:: Given data

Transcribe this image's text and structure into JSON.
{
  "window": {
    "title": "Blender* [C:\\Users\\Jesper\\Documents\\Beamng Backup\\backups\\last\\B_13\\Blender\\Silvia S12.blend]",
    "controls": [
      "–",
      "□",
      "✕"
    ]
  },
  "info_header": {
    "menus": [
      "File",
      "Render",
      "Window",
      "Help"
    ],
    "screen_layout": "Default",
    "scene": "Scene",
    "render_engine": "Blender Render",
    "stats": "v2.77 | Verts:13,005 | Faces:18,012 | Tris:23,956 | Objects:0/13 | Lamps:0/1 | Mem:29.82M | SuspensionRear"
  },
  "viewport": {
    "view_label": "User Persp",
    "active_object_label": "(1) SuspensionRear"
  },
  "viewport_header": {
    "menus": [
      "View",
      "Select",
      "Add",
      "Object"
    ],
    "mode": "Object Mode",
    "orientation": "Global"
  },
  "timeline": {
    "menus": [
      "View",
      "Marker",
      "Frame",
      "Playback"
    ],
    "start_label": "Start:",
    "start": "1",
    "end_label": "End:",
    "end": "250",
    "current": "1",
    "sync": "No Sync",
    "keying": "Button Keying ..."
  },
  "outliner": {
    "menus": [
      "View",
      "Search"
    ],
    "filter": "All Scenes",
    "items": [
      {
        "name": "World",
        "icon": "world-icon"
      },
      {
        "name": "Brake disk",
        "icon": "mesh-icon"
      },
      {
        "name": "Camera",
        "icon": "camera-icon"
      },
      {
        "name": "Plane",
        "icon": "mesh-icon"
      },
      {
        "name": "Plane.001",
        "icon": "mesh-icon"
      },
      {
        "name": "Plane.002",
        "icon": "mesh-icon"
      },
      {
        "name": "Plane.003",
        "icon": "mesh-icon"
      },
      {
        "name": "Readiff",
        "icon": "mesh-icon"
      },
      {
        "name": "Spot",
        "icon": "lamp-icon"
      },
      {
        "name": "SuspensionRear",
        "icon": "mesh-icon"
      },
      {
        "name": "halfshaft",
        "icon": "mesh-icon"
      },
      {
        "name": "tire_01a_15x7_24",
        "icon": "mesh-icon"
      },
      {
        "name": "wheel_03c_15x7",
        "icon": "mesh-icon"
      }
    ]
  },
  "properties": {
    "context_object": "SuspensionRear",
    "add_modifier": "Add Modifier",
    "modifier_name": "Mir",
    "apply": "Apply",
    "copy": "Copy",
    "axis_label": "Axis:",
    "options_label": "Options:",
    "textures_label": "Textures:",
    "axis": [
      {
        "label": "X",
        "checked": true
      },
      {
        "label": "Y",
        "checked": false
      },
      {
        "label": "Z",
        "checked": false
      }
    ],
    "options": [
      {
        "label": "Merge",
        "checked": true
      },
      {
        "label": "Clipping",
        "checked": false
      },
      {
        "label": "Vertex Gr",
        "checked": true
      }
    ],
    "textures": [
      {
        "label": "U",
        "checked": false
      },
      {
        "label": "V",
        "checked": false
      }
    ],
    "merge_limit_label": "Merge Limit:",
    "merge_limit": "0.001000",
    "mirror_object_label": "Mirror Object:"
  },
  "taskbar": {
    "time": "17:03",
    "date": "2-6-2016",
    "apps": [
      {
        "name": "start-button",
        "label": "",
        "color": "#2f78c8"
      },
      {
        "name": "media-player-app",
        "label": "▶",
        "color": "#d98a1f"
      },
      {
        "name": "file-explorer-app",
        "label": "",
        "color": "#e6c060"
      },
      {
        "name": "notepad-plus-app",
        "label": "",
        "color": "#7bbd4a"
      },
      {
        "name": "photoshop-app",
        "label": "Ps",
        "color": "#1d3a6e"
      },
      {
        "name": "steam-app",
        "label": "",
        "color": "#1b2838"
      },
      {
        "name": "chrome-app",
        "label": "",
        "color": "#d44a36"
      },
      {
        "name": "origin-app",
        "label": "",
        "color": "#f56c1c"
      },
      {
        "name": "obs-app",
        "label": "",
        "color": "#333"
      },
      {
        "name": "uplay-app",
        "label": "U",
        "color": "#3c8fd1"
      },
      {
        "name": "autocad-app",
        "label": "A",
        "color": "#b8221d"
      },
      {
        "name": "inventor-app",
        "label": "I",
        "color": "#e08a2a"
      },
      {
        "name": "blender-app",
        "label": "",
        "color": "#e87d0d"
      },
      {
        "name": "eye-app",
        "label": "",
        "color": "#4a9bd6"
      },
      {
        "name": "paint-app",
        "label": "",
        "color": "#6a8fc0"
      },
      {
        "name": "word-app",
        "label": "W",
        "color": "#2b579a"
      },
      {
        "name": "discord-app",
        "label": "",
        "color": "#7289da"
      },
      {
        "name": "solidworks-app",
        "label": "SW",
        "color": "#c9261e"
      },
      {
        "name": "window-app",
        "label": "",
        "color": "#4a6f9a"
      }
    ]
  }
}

::::

Repeat the lines above exactly.

Task answer:
Transcribe this image's text and structure into JSON.
{
  "window": {
    "title": "Blender* [C:\\Users\\Jesper\\Documents\\Beamng Backup\\backups\\last\\B_13\\Blender\\Silvia S12.blend]",
    "controls": [
      "–",
      "□",
      "✕"
    ]
  },
  "info_header": {
    "menus": [
      "File",
      "Render",
      "Window",
      "Help"
    ],
    "screen_layout": "Default",
    "scene": "Scene",
    "render_engine": "Blender Render",
    "stats": "v2.77 | Verts:13,005 | Faces:18,012 | Tris:23,956 | Objects:0/13 | Lamps:0/1 | Mem:29.82M | SuspensionRear"
  },
  "viewport": {
    "view_label": "User Persp",
    "active_object_label": "(1) SuspensionRear"
  },
  "viewport_header": {
    "menus": [
      "View",
      "Select",
      "Add",
      "Object"
    ],
    "mode": "Object Mode",
    "orientation": "Global"
  },
  "timeline": {
    "menus": [
      "View",
      "Marker",
      "Frame",
      "Playback"
    ],
    "start_label": "Start:",
    "start": "1",
    "end_label": "End:",
    "end": "250",
    "current": "1",
    "sync": "No Sync",
    "keying": "Button Keying ..."
  },
  "outliner": {
    "menus": [
      "View",
      "Search"
    ],
    "filter": "All Scenes",
    "items": [
      {
        "name": "World",
        "icon": "world-icon"
      },
      {
        "name": "Brake disk",
        "icon": "mesh-icon"
      },
      {
        "name": "Camera",
        "icon": "camera-icon"
      },
      {
        "name": "Plane",
        "icon": "mesh-icon"
      },
      {
        "name": "Plane.001",
        "icon": "mesh-icon"
      },
      {
        "name": "Plane.002",
        "icon": "mesh-icon"
      },
      {
        "name": "Plane.003",
        "icon": "mesh-icon"
      },
      {
        "name": "Readiff",
        "icon": "mesh-icon"
      },
      {
        "name": "Spot",
        "icon": "lamp-icon"
      },
      {
        "name": "SuspensionRear",
        "icon": "mesh-icon"
      },
      {
        "name": "halfshaft",
        "icon": "mesh-icon"
      },
      {
        "name": "tire_01a_15x7_24",
        "icon": "mesh-icon"
      },
      {
        "name": "wheel_03c_15x7",
        "icon": "mesh-icon"
      }
    ]
  },
  "properties": {
    "context_object": "SuspensionRear",
    "add_modifier": "Add Modifier",
    "modifier_name": "Mir",
    "apply": "Apply",
    "copy": "Copy",
    "axis_label": "Axis:",
    "options_label": "Options:",
    "textures_label": "Textures:",
    "axis": [
      {
        "label": "X",
        "checked": true
      },
      {
        "label": "Y",
        "checked": false
      },
      {
        "label": "Z",
        "checked": false
      }
    ],
    "options": [
      {
        "label": "Merge",
        "checked": true
      },
      {
        "label": "Clipping",
        "checked": false
      },
      {
        "label": "Vertex Gr",
        "checked": true
      }
    ],
    "textures": [
      {
        "label": "U",
        "checked": false
      },
      {
        "label": "V",
        "checked": false
      }
    ],
    "merge_limit_label": "Merge Limit:",
    "merge_limit": "0.001000",
    "mirror_object_label": "Mirror Object:"
  },
  "taskbar": {
    "time": "17:03",
    "date": "2-6-2016",
    "apps": [
      {
        "name": "start-button",
        "label": "",
        "color": "#2f78c8"
      },
      {
        "name": "media-player-app",
        "label": "▶",
        "color": "#d98a1f"
      },
      {
        "name": "file-explorer-app",
        "label": "",
        "color": "#e6c060"
      },
      {
        "name": "notepad-plus-app",
        "label": "",
        "color": "#7bbd4a"
      },
      {
        "name": "photoshop-app",
        "label": "Ps",
        "color": "#1d3a6e"
      },
      {
        "name": "steam-app",
        "label": "",
        "color": "#1b2838"
      },
      {
        "name": "chrome-app",
        "label": "",
        "color": "#d44a36"
      },
      {
        "name": "origin-app",
        "label": "",
        "color": "#f56c1c"
      },
      {
        "name": "obs-app",
        "label": "",
        "color": "#333"
      },
      {
        "name": "uplay-app",
        "label": "U",
        "color": "#3c8fd1"
      },
      {
        "name": "autocad-app",
        "label": "A",
        "color": "#b8221d"
      },
      {
        "name": "inventor-app",
        "label": "I",
        "color": "#e08a2a"
      },
      {
        "name": "blender-app",
        "label": "",
        "color": "#e87d0d"
      },
      {
        "name": "eye-app",
        "label": "",
        "color": "#4a9bd6"
      },
      {
        "name": "paint-app",
        "label": "",
        "color": "#6a8fc0"
      },
      {
        "name": "word-app",
        "label": "W",
        "color": "#2b579a"
      },
      {
        "name": "discord-app",
        "label": "",
        "color": "#7289da"
      },
      {
        "name": "solidworks-app",
        "label": "SW",
        "color": "#c9261e"
      },
      {
        "name": "window-app",
        "label": "",
        "color": "#4a6f9a"
      }
    ]
  }
}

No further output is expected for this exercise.